** START INPUT MATERIAL **

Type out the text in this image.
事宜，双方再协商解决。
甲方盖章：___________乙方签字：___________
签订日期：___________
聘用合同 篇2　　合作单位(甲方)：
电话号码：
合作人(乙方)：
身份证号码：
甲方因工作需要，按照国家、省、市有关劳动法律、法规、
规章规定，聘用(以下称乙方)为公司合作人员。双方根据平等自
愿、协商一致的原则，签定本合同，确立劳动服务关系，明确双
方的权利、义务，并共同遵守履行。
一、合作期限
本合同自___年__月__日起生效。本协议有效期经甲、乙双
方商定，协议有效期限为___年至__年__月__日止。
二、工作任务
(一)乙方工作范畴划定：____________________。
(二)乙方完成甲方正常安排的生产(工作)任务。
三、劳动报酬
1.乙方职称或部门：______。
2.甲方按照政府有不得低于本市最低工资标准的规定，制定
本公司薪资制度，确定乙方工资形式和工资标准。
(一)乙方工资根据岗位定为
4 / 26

** END INPUT MATERIAL **

JOB:
Could you quote the material above in full, exactly as it stands?

WRITTEN ANSWER:
Type out the text in this image.
事宜，双方再协商解决。
甲方盖章：___________乙方签字：___________
签订日期：___________
聘用合同 篇2　　合作单位(甲方)：
电话号码：
合作人(乙方)：
身份证号码：
甲方因工作需要，按照国家、省、市有关劳动法律、法规、
规章规定，聘用(以下称乙方)为公司合作人员。双方根据平等自
愿、协商一致的原则，签定本合同，确立劳动服务关系，明确双
方的权利、义务，并共同遵守履行。
一、合作期限
本合同自___年__月__日起生效。本协议有效期经甲、乙双
方商定，协议有效期限为___年至__年__月__日止。
二、工作任务
(一)乙方工作范畴划定：____________________。
(二)乙方完成甲方正常安排的生产(工作)任务。
三、劳动报酬
1.乙方职称或部门：______。
2.甲方按照政府有不得低于本市最低工资标准的规定，制定
本公司薪资制度，确定乙方工资形式和工资标准。
(一)乙方工资根据岗位定为
4 / 26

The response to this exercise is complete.